_Problem statement_:
Check each line of the listing below for the word "фактического" and say how many lines have it. Nothing else should be written.

(Some records)
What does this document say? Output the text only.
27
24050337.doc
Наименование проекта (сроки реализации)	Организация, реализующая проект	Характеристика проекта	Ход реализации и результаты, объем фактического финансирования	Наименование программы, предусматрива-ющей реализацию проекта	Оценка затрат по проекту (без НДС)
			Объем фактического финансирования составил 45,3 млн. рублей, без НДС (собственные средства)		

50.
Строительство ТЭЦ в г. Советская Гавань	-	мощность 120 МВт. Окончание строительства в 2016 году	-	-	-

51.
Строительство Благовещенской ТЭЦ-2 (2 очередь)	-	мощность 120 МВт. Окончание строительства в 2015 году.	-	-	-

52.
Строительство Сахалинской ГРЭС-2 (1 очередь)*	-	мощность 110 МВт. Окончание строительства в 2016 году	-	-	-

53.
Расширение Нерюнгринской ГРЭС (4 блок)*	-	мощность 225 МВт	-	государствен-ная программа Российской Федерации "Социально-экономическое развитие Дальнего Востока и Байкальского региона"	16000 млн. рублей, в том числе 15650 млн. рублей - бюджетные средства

_Written solution_:
2